TASK OBJECTIVE >> Reproduce the records below exactly as they appear, omitting any pictures they contain.

GIVEN RECORDS >>
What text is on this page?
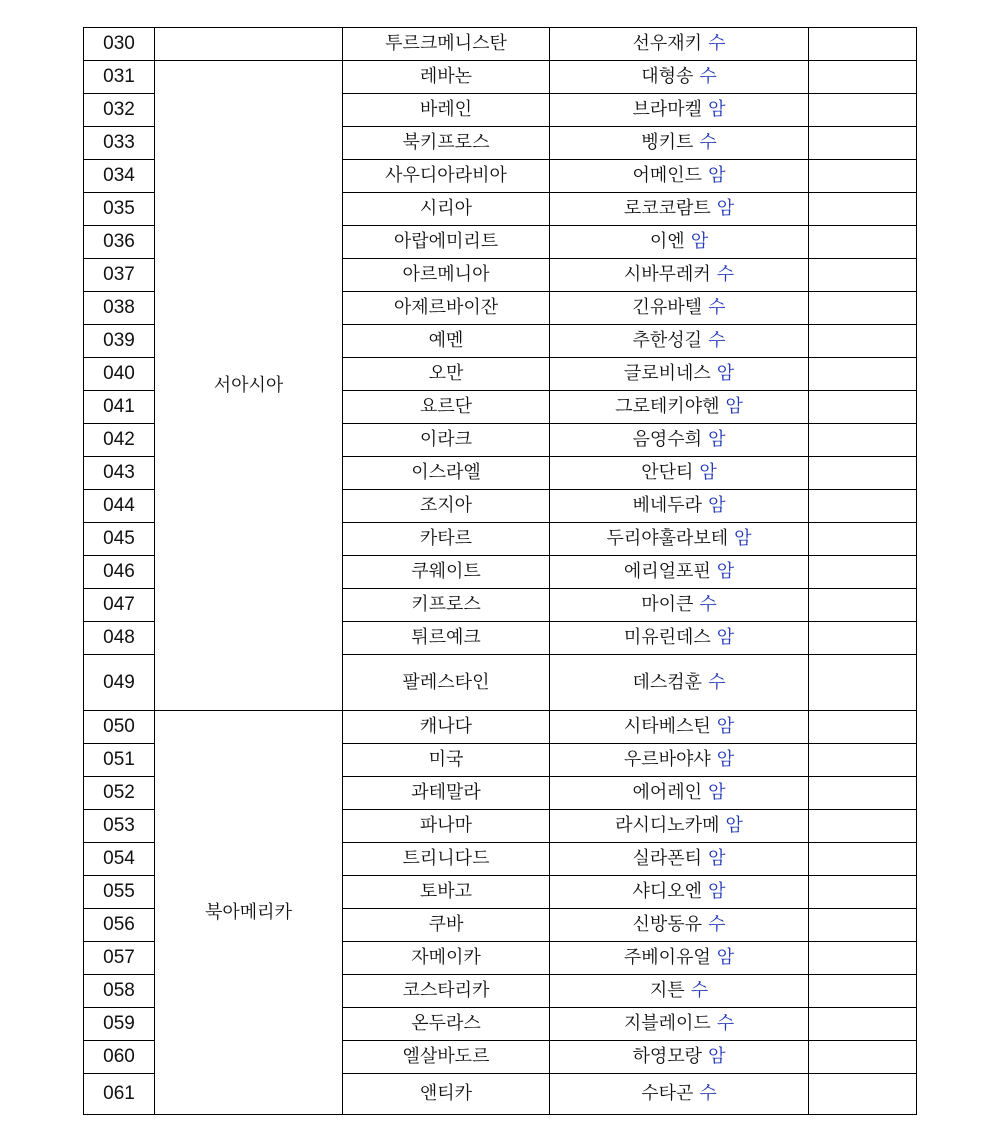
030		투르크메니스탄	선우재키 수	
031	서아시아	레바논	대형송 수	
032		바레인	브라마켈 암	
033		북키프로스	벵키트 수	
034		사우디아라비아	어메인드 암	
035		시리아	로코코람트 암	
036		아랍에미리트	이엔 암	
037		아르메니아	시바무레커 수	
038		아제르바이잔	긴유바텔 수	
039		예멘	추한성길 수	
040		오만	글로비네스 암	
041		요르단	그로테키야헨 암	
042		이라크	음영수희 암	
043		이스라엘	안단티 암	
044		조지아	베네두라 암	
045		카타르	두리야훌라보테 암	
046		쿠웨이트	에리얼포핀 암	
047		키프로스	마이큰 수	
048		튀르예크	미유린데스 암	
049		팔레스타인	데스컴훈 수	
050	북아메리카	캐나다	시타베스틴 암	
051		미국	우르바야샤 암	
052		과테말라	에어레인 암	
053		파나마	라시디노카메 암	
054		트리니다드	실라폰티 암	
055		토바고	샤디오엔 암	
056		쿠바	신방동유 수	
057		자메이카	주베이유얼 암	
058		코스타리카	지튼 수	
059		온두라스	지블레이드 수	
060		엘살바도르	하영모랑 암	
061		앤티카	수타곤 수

THE REPLY >>
What text is on this page?
030		투르크메니스탄	선우재키 수	
031	서아시아	레바논	대형송 수	
032		바레인	브라마켈 암	
033		북키프로스	벵키트 수	
034		사우디아라비아	어메인드 암	
035		시리아	로코코람트 암	
036		아랍에미리트	이엔 암	
037		아르메니아	시바무레커 수	
038		아제르바이잔	긴유바텔 수	
039		예멘	추한성길 수	
040		오만	글로비네스 암	
041		요르단	그로테키야헨 암	
042		이라크	음영수희 암	
043		이스라엘	안단티 암	
044		조지아	베네두라 암	
045		카타르	두리야훌라보테 암	
046		쿠웨이트	에리얼포핀 암	
047		키프로스	마이큰 수	
048		튀르예크	미유린데스 암	
049		팔레스타인	데스컴훈 수	
050	북아메리카	캐나다	시타베스틴 암	
051		미국	우르바야샤 암	
052		과테말라	에어레인 암	
053		파나마	라시디노카메 암	
054		트리니다드	실라폰티 암	
055		토바고	샤디오엔 암	
056		쿠바	신방동유 수	
057		자메이카	주베이유얼 암	
058		코스타리카	지튼 수	
059		온두라스	지블레이드 수	
060		엘살바도르	하영모랑 암	
061		앤티카	수타곤 수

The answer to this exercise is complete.